* **TEXT TO READ**
[START]
On the 30th of October, Buell was relieved from command by the President. He had doubtless committed more than one mistake; but as the government had restored him his command at Louisville, it could not allege any serious cause for depriving him of it at the moment when he had just delivered Kentucky from the invasion of the enemy. The coincidence between his dismissal and that of his friend McClellan attracted much comment at the North. Rosecrans, who had just distinguished himself around Corinth, as we shall relate hereafter, was placed at the head of the troops lately under Buell's command. At first he merely continued the movement commenced by the latter in the direction of Nashville. On the 7th of December this city was occupied by several divisions; the remainder of the Union army was posted en echelon along the line of railroad in the neighborhood of Gallatin, and as far as Bowling Green. The partisan Morgan had also re-entered the State through the mountains of West Virginia, after having surprised on the 12th of October a small Federal garrison in the town of Augusta, on the banks of the Ohio. Winter had set in, and Bragg took up his quarters between Murfreesborough, MacMinnville and Chattanooga. The two adversaries were destined to remain stationary and inactive till the end of December.
[END]
Stored records:
[START]
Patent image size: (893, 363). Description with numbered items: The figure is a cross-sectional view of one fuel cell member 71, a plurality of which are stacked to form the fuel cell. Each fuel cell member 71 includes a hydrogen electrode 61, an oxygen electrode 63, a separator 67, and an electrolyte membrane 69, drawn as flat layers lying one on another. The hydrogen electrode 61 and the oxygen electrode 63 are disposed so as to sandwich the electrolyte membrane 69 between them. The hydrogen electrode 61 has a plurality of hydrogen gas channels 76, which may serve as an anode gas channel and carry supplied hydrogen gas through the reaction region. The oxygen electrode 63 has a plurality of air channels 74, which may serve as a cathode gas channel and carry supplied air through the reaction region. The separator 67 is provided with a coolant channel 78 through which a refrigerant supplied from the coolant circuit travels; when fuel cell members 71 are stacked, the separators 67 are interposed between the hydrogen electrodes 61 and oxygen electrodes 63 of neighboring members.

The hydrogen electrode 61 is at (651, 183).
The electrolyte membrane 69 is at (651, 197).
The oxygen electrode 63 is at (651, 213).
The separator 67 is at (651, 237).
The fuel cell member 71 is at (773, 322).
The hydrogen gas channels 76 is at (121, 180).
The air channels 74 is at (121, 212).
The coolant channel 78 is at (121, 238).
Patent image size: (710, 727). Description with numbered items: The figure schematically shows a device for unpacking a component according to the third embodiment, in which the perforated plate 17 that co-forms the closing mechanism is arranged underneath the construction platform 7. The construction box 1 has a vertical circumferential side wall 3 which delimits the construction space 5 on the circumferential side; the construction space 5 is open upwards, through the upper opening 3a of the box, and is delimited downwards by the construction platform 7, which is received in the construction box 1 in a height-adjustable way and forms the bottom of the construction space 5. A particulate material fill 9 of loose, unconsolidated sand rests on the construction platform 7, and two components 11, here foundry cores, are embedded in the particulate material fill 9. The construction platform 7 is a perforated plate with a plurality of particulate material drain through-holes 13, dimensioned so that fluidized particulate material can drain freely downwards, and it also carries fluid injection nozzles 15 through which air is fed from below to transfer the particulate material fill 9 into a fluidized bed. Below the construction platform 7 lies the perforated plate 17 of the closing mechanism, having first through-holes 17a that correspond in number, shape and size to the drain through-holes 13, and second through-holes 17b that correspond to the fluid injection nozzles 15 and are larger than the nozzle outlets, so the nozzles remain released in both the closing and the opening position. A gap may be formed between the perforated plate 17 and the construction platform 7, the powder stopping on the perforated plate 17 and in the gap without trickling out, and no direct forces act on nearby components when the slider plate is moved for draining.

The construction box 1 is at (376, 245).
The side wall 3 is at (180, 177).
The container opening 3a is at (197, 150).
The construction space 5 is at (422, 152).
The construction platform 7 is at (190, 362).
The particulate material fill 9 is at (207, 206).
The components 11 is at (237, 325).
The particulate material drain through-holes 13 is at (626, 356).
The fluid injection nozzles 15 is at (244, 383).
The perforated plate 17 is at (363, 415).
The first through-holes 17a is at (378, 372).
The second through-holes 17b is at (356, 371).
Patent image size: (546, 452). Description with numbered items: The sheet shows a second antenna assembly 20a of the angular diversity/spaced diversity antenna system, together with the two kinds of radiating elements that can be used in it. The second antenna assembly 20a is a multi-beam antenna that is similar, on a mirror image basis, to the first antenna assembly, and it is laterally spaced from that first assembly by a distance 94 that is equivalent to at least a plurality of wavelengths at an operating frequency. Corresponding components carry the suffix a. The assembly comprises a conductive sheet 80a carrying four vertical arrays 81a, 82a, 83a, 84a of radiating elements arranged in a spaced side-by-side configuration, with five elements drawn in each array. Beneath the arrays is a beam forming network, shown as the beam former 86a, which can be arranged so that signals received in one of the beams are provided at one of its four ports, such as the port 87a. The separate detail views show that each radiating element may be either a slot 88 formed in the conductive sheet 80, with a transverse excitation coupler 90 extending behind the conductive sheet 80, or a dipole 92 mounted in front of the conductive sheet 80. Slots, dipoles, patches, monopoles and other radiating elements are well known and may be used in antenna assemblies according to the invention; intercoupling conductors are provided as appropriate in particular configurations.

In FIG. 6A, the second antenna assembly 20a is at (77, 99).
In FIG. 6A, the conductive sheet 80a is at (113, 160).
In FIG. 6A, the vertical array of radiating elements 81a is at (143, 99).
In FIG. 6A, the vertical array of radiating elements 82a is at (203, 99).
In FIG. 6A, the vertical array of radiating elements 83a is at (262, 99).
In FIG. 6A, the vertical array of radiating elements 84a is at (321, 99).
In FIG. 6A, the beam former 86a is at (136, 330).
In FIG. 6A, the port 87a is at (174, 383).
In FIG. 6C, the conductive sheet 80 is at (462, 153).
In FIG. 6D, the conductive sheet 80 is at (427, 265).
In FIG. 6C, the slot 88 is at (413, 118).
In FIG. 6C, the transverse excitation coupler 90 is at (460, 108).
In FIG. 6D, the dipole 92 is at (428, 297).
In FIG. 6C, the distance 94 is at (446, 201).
[END]
* **GOALS**
• 1. Based on the passage about Buell's removal from command, decide whether each statement agrees with it: (a) The President relieved Buell from command on the 30th of October. (b) Union divisions occupied Nashville on the 12th of October. (c) Bragg set up his quarters between Murfreesborough, MacMinnville and Chattanooga. For each one, answer yes or no and quote the words of the passage that decide it.
• 2. Transcribe the records from their first line through the line containing "The oxygen electrode 63 is at (651, 213).", keeping every line unchanged.

* **ANSWERS GIVEN**
• 1.
(a) Yes: "On the 30th of October, Buell was relieved from command by the President."
(b) No: "On the 7th of December this city was occupied by several divisions"
(c) Yes: "Bragg took up his quarters between Murfreesborough, MacMinnville and Chattanooga."

• 2.
Patent image size: (893, 363). Description with numbered items: The figure is a cross-sectional view of one fuel cell member 71, a plurality of which are stacked to form the fuel cell. Each fuel cell member 71 includes a hydrogen electrode 61, an oxygen electrode 63, a separator 67, and an electrolyte membrane 69, drawn as flat layers lying one on another. The hydrogen electrode 61 and the oxygen electrode 63 are disposed so as to sandwich the electrolyte membrane 69 between them. The hydrogen electrode 61 has a plurality of hydrogen gas channels 76, which may serve as an anode gas channel and carry supplied hydrogen gas through the reaction region. The oxygen electrode 63 has a plurality of air channels 74, which may serve as a cathode gas channel and carry supplied air through the reaction region. The separator 67 is provided with a coolant channel 78 through which a refrigerant supplied from the coolant circuit travels; when fuel cell members 71 are stacked, the separators 67 are interposed between the hydrogen electrodes 61 and oxygen electrodes 63 of neighboring members.

The hydrogen electrode 61 is at (651, 183).
The electrolyte membrane 69 is at (651, 197).
The oxygen electrode 63 is at (651, 213).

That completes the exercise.